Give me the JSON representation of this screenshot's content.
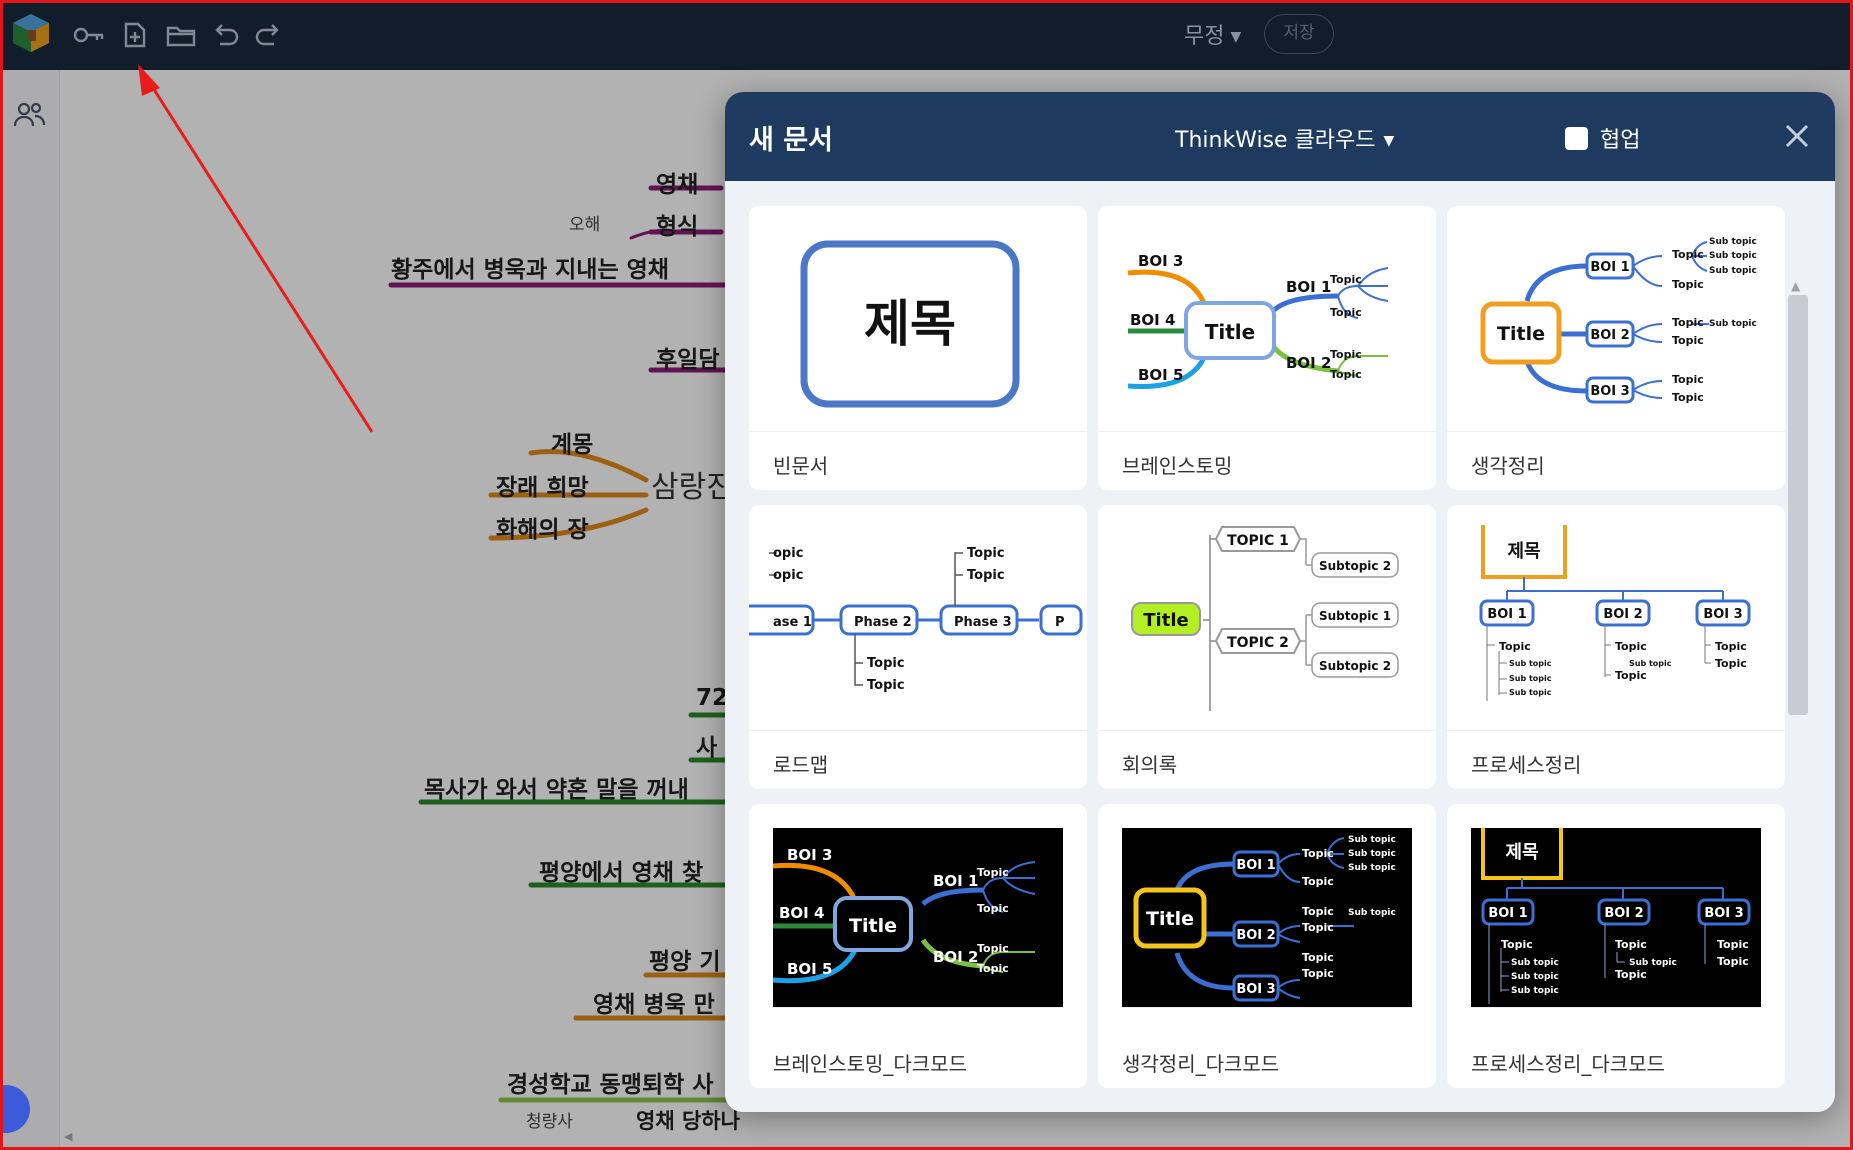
{
  "toolbar": {
    "doc_title": "무정",
    "save_label": "저장",
    "icons": [
      "app-logo-icon",
      "key-icon",
      "new-document-icon",
      "open-folder-icon",
      "undo-icon",
      "redo-icon"
    ]
  },
  "sidebar": {
    "icons": [
      "users-icon"
    ]
  },
  "mindmap": {
    "nodes": [
      "영채",
      "형식",
      "오해",
      "황주에서 병욱과 지내는 영채",
      "후일담",
      "계몽",
      "장래 희망",
      "화해의 장",
      "삼랑진",
      "72",
      "사",
      "목사가 와서 약혼 말을 꺼내",
      "평양에서 영채 찾",
      "평양 기",
      "영채 병욱 만",
      "경성학교 동맹퇴학 사",
      "청량사",
      "영채 당하나"
    ]
  },
  "dialog": {
    "title": "새 문서",
    "cloud_selector": "ThinkWise 클라우드",
    "collab_label": "협업",
    "colors": {
      "header": "#1f3a5f",
      "body": "#eef1f5"
    },
    "templates": [
      {
        "label": "빈문서",
        "thumb": {
          "title": "제목"
        }
      },
      {
        "label": "브레인스토밍",
        "thumb": {
          "title": "Title",
          "bois": [
            "BOI 3",
            "BOI 4",
            "BOI 5",
            "BOI 1",
            "BOI 2"
          ],
          "topic": "Topic"
        }
      },
      {
        "label": "생각정리",
        "thumb": {
          "title": "Title",
          "bois": [
            "BOI 1",
            "BOI 2",
            "BOI 3"
          ],
          "topic": "Topic",
          "sub": "Sub topic"
        }
      },
      {
        "label": "로드맵",
        "thumb": {
          "phases": [
            "ase 1",
            "Phase 2",
            "Phase 3",
            "P"
          ],
          "topic": "Topic",
          "topic_cut": "opic"
        }
      },
      {
        "label": "회의록",
        "thumb": {
          "title": "Title",
          "topics": [
            "TOPIC 1",
            "TOPIC 2"
          ],
          "subtopic": "Subtopic 2",
          "subtopic1": "Subtopic 1"
        }
      },
      {
        "label": "프로세스정리",
        "thumb": {
          "title": "제목",
          "bois": [
            "BOI 1",
            "BOI 2",
            "BOI 3"
          ],
          "topic": "Topic",
          "sub": "Sub topic"
        }
      },
      {
        "label": "브레인스토밍_다크모드",
        "thumb": {
          "title": "Title",
          "bois": [
            "BOI 3",
            "BOI 4",
            "BOI 5",
            "BOI 1",
            "BOI 2"
          ],
          "topic": "Topic"
        }
      },
      {
        "label": "생각정리_다크모드",
        "thumb": {
          "title": "Title",
          "bois": [
            "BOI 1",
            "BOI 2",
            "BOI 3"
          ],
          "topic": "Topic",
          "sub": "Sub topic"
        }
      },
      {
        "label": "프로세스정리_다크모드",
        "thumb": {
          "title": "제목",
          "bois": [
            "BOI 1",
            "BOI 2",
            "BOI 3"
          ],
          "topic": "Topic",
          "sub": "Sub topic"
        }
      }
    ]
  }
}
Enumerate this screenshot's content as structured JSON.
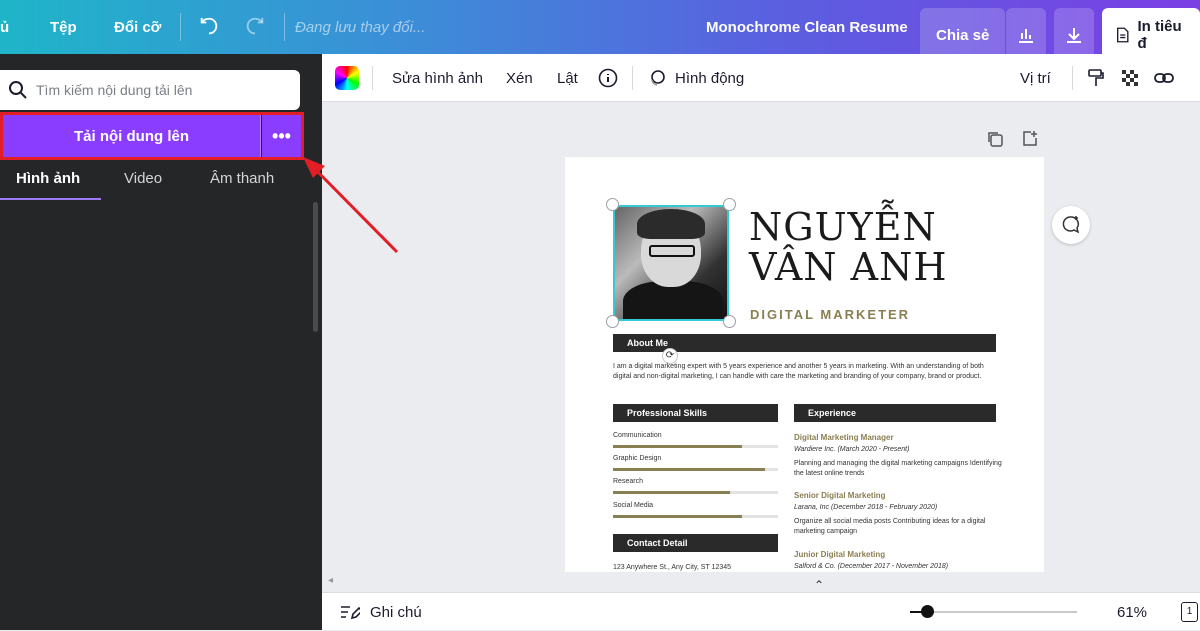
------------
EXERCISE DETAILS: Output an exact copy of the material, with the pictures removed.

WRITTEN SOLUTION:
Give me the JSON representation of this screenshot's content.
{
  "toolbar": {
    "doc_title": "무정",
    "save_label": "저장",
    "icons": [
      "app-logo-icon",
      "key-icon",
      "new-document-icon",
      "open-folder-icon",
      "undo-icon",
      "redo-icon"
    ]
  },
  "sidebar": {
    "icons": [
      "users-icon"
    ]
  },
  "mindmap": {
    "nodes": [
      "영채",
      "형식",
      "오해",
      "황주에서 병욱과 지내는 영채",
      "후일담",
      "계몽",
      "장래 희망",
      "화해의 장",
      "삼랑진",
      "72",
      "사",
      "목사가 와서 약혼 말을 꺼내",
      "평양에서 영채 찾",
      "평양 기",
      "영채 병욱 만",
      "경성학교 동맹퇴학 사",
      "청량사",
      "영채 당하나"
    ]
  },
  "dialog": {
    "title": "새 문서",
    "cloud_selector": "ThinkWise 클라우드",
    "collab_label": "협업",
    "colors": {
      "header": "#1f3a5f",
      "body": "#eef1f5"
    },
    "templates": [
      {
        "label": "빈문서",
        "thumb": {
          "title": "제목"
        }
      },
      {
        "label": "브레인스토밍",
        "thumb": {
          "title": "Title",
          "bois": [
            "BOI 3",
            "BOI 4",
            "BOI 5",
            "BOI 1",
            "BOI 2"
          ],
          "topic": "Topic"
        }
      },
      {
        "label": "생각정리",
        "thumb": {
          "title": "Title",
          "bois": [
            "BOI 1",
            "BOI 2",
            "BOI 3"
          ],
          "topic": "Topic",
          "sub": "Sub topic"
        }
      },
      {
        "label": "로드맵",
        "thumb": {
          "phases": [
            "ase 1",
            "Phase 2",
            "Phase 3",
            "P"
          ],
          "topic": "Topic",
          "topic_cut": "opic"
        }
      },
      {
        "label": "회의록",
        "thumb": {
          "title": "Title",
          "topics": [
            "TOPIC 1",
            "TOPIC 2"
          ],
          "subtopic": "Subtopic 2",
          "subtopic1": "Subtopic 1"
        }
      },
      {
        "label": "프로세스정리",
        "thumb": {
          "title": "제목",
          "bois": [
            "BOI 1",
            "BOI 2",
            "BOI 3"
          ],
          "topic": "Topic",
          "sub": "Sub topic"
        }
      },
      {
        "label": "브레인스토밍_다크모드",
        "thumb": {
          "title": "Title",
          "bois": [
            "BOI 3",
            "BOI 4",
            "BOI 5",
            "BOI 1",
            "BOI 2"
          ],
          "topic": "Topic"
        }
      },
      {
        "label": "생각정리_다크모드",
        "thumb": {
          "title": "Title",
          "bois": [
            "BOI 1",
            "BOI 2",
            "BOI 3"
          ],
          "topic": "Topic",
          "sub": "Sub topic"
        }
      },
      {
        "label": "프로세스정리_다크모드",
        "thumb": {
          "title": "제목",
          "bois": [
            "BOI 1",
            "BOI 2",
            "BOI 3"
          ],
          "topic": "Topic",
          "sub": "Sub topic"
        }
      }
    ]
  }
}
Enumerate this screenshot's content as structured JSON.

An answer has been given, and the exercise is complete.